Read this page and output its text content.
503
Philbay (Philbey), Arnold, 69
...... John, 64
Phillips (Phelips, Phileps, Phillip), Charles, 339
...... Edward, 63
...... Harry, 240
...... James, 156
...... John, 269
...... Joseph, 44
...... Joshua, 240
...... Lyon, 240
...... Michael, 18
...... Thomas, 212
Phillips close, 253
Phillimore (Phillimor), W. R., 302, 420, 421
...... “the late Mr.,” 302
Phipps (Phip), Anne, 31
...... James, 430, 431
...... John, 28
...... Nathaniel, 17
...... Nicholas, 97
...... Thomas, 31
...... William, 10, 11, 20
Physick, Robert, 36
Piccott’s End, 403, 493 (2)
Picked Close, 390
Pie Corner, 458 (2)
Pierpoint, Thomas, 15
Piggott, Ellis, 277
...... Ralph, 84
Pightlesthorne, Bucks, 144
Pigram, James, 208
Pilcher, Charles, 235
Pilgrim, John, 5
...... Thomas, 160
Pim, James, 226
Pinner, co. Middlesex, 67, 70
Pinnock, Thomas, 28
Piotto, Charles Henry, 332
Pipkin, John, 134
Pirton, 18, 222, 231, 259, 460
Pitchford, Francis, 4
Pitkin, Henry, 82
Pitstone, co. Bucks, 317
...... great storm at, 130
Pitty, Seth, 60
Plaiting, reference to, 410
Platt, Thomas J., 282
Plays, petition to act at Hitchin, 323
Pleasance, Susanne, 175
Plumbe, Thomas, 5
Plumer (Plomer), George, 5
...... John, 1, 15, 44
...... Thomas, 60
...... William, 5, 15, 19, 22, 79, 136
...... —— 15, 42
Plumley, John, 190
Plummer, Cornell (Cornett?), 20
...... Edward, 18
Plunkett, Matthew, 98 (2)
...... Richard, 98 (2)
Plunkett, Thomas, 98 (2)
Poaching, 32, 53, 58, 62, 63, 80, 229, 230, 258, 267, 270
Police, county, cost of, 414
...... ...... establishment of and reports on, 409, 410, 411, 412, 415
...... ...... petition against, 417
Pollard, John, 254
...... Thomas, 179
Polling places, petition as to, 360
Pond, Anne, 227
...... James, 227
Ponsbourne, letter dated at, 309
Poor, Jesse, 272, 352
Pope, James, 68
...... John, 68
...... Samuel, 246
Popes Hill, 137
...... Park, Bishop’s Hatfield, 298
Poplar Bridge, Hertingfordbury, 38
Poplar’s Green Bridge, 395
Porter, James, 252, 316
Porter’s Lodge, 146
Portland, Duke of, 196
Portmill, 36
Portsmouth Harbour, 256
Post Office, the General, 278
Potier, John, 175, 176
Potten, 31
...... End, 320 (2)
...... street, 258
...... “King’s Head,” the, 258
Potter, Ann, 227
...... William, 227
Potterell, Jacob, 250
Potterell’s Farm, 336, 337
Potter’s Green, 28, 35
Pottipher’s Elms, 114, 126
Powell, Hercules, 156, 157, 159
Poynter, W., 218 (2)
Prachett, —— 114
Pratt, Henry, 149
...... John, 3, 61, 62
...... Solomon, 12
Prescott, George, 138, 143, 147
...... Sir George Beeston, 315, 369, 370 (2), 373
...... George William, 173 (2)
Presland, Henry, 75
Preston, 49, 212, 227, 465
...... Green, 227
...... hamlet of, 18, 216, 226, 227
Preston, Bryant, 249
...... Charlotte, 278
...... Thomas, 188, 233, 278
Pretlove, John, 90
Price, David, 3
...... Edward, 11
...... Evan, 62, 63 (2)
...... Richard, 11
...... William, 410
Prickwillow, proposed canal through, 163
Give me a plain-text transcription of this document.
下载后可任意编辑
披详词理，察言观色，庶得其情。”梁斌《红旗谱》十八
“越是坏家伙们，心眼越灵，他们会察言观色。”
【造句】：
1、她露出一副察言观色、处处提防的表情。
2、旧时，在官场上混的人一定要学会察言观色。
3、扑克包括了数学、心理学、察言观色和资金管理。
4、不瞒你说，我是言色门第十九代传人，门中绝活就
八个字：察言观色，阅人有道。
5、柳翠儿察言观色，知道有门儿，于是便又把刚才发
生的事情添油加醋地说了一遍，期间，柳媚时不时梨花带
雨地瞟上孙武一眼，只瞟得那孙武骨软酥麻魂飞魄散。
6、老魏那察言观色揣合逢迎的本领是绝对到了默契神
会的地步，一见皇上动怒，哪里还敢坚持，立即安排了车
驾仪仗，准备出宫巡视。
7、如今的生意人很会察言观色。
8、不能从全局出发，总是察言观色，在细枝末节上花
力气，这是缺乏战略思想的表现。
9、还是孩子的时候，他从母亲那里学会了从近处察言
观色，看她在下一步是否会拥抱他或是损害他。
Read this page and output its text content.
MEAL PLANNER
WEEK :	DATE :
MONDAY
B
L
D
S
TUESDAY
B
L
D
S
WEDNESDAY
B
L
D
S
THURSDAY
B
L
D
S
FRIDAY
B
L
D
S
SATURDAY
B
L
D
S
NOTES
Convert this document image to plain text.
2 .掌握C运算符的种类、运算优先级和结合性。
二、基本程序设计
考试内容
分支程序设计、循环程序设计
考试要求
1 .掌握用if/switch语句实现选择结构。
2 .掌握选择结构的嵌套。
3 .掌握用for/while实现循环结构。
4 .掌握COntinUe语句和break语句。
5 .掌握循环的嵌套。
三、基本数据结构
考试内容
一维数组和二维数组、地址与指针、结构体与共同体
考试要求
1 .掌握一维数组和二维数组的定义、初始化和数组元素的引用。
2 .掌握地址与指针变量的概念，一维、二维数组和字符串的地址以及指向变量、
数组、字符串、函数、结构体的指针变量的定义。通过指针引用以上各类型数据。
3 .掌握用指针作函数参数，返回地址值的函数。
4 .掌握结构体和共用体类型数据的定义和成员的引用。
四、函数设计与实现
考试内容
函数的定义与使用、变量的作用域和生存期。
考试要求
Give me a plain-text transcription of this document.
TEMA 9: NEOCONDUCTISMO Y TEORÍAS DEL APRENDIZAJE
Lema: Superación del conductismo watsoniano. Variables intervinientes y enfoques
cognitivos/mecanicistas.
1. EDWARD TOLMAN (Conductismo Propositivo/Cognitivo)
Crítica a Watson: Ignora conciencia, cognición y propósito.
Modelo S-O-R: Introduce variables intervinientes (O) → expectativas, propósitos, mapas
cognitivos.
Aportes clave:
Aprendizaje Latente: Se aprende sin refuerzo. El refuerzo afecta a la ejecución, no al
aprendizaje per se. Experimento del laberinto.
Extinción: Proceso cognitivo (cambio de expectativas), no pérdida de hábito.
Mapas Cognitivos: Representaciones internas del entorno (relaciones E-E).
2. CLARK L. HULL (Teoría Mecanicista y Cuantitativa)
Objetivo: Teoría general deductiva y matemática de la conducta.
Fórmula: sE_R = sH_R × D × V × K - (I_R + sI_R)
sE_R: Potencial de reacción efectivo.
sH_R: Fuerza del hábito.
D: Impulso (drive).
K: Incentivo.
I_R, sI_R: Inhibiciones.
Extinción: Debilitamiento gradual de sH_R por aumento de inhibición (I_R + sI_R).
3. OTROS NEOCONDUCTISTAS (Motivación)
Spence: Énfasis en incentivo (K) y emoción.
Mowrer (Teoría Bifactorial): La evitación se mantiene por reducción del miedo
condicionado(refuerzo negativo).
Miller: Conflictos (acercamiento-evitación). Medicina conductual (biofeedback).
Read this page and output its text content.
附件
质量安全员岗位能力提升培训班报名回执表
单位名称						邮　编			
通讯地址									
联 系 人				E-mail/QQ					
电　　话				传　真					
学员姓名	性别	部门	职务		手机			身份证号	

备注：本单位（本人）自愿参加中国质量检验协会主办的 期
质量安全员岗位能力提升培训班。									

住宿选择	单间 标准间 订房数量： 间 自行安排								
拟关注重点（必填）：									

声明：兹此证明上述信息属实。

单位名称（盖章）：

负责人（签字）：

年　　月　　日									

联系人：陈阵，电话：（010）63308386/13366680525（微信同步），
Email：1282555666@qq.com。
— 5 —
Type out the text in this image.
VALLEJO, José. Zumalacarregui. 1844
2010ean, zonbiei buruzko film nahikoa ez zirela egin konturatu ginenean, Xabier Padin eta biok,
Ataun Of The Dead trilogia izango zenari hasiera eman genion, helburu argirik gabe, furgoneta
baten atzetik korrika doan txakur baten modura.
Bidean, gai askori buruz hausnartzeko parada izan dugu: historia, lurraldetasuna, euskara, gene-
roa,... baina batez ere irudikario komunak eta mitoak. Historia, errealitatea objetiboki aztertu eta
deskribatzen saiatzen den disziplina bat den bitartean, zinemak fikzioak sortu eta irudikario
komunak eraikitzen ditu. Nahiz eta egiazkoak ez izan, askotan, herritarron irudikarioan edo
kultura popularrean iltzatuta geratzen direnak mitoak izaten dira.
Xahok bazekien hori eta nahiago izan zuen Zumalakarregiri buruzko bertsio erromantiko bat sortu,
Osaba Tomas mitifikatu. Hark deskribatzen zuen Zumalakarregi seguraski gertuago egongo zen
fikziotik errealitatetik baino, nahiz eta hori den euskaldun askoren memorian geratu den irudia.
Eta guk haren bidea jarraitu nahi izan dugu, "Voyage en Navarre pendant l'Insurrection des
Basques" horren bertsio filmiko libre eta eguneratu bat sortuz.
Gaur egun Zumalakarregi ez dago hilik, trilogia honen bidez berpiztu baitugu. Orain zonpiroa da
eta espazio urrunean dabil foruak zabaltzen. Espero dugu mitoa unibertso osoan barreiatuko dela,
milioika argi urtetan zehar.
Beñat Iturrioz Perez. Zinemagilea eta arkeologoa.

----

Your goal - Work out how many lines above contain the word "petition". Give only the number.

Output below - 3